The records ->
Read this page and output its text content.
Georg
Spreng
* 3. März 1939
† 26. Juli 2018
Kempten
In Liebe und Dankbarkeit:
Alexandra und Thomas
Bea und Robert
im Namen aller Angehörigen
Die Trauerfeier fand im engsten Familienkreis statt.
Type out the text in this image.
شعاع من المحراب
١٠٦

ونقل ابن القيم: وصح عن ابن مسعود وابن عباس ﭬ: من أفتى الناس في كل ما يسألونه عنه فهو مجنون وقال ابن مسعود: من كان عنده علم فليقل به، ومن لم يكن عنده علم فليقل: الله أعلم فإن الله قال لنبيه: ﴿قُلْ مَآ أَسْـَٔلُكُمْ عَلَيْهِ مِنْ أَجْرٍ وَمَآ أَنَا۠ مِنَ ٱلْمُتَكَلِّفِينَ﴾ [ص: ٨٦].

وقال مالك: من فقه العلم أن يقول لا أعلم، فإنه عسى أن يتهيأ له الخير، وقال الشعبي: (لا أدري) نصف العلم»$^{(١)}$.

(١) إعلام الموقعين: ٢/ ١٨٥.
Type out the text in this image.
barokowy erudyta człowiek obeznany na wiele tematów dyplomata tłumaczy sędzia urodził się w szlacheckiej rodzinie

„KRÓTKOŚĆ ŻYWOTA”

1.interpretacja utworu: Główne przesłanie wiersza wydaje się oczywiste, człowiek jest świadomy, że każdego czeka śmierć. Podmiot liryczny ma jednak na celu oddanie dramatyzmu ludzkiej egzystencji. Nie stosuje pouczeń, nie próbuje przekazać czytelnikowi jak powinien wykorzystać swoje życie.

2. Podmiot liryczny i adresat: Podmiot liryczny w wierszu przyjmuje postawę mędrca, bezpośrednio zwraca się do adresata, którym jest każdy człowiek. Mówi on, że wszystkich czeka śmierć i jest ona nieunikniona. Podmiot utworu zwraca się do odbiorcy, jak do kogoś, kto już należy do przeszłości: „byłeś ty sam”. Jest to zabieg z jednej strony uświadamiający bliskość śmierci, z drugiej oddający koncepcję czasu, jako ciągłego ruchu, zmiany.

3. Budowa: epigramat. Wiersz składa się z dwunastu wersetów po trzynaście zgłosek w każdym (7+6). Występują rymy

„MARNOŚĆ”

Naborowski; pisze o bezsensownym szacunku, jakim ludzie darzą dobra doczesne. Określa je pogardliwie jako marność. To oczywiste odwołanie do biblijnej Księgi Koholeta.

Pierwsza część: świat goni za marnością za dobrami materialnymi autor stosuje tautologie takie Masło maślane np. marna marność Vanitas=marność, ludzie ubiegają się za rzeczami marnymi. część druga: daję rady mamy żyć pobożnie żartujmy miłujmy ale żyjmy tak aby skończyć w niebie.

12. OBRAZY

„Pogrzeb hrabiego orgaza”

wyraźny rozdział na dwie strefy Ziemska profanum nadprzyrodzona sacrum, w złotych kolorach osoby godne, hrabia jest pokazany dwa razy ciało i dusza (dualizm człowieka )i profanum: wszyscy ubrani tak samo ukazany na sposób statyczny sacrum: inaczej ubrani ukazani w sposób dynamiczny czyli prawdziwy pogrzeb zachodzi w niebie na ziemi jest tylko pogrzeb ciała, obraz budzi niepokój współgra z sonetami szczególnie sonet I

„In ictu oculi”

Task goal -> Return every record above exactly as it appears.

The reply ->
Read this page and output its text content.
Georg
Spreng
* 3. März 1939
† 26. Juli 2018
Kempten
In Liebe und Dankbarkeit:
Alexandra und Thomas
Bea und Robert
im Namen aller Angehörigen
Die Trauerfeier fand im engsten Familienkreis statt.
Type out the text in this image.
شعاع من المحراب
١٠٦

ونقل ابن القيم: وصح عن ابن مسعود وابن عباس ﭬ: من أفتى الناس في كل ما يسألونه عنه فهو مجنون وقال ابن مسعود: من كان عنده علم فليقل به، ومن لم يكن عنده علم فليقل: الله أعلم فإن الله قال لنبيه: ﴿قُلْ مَآ أَسْـَٔلُكُمْ عَلَيْهِ مِنْ أَجْرٍ وَمَآ أَنَا۠ مِنَ ٱلْمُتَكَلِّفِينَ﴾ [ص: ٨٦].

وقال مالك: من فقه العلم أن يقول لا أعلم، فإنه عسى أن يتهيأ له الخير، وقال الشعبي: (لا أدري) نصف العلم»$^{(١)}$.

(١) إعلام الموقعين: ٢/ ١٨٥.
Type out the text in this image.
barokowy erudyta człowiek obeznany na wiele tematów dyplomata tłumaczy sędzia urodził się w szlacheckiej rodzinie

„KRÓTKOŚĆ ŻYWOTA”

1.interpretacja utworu: Główne przesłanie wiersza wydaje się oczywiste, człowiek jest świadomy, że każdego czeka śmierć. Podmiot liryczny ma jednak na celu oddanie dramatyzmu ludzkiej egzystencji. Nie stosuje pouczeń, nie próbuje przekazać czytelnikowi jak powinien wykorzystać swoje życie.

2. Podmiot liryczny i adresat: Podmiot liryczny w wierszu przyjmuje postawę mędrca, bezpośrednio zwraca się do adresata, którym jest każdy człowiek. Mówi on, że wszystkich czeka śmierć i jest ona nieunikniona. Podmiot utworu zwraca się do odbiorcy, jak do kogoś, kto już należy do przeszłości: „byłeś ty sam”. Jest to zabieg z jednej strony uświadamiający bliskość śmierci, z drugiej oddający koncepcję czasu, jako ciągłego ruchu, zmiany.

3. Budowa: epigramat. Wiersz składa się z dwunastu wersetów po trzynaście zgłosek w każdym (7+6). Występują rymy

„MARNOŚĆ”

Naborowski; pisze o bezsensownym szacunku, jakim ludzie darzą dobra doczesne. Określa je pogardliwie jako marność. To oczywiste odwołanie do biblijnej Księgi Koholeta.

Pierwsza część: świat goni za marnością za dobrami materialnymi autor stosuje tautologie takie Masło maślane np. marna marność Vanitas=marność, ludzie ubiegają się za rzeczami marnymi. część druga: daję rady mamy żyć pobożnie żartujmy miłujmy ale żyjmy tak aby skończyć w niebie.

12. OBRAZY

„Pogrzeb hrabiego orgaza”

wyraźny rozdział na dwie strefy Ziemska profanum nadprzyrodzona sacrum, w złotych kolorach osoby godne, hrabia jest pokazany dwa razy ciało i dusza (dualizm człowieka )i profanum: wszyscy ubrani tak samo ukazany na sposób statyczny sacrum: inaczej ubrani ukazani w sposób dynamiczny czyli prawdziwy pogrzeb zachodzi w niebie na ziemi jest tylko pogrzeb ciała, obraz budzi niepokój współgra z sonetami szczególnie sonet I

„In ictu oculi”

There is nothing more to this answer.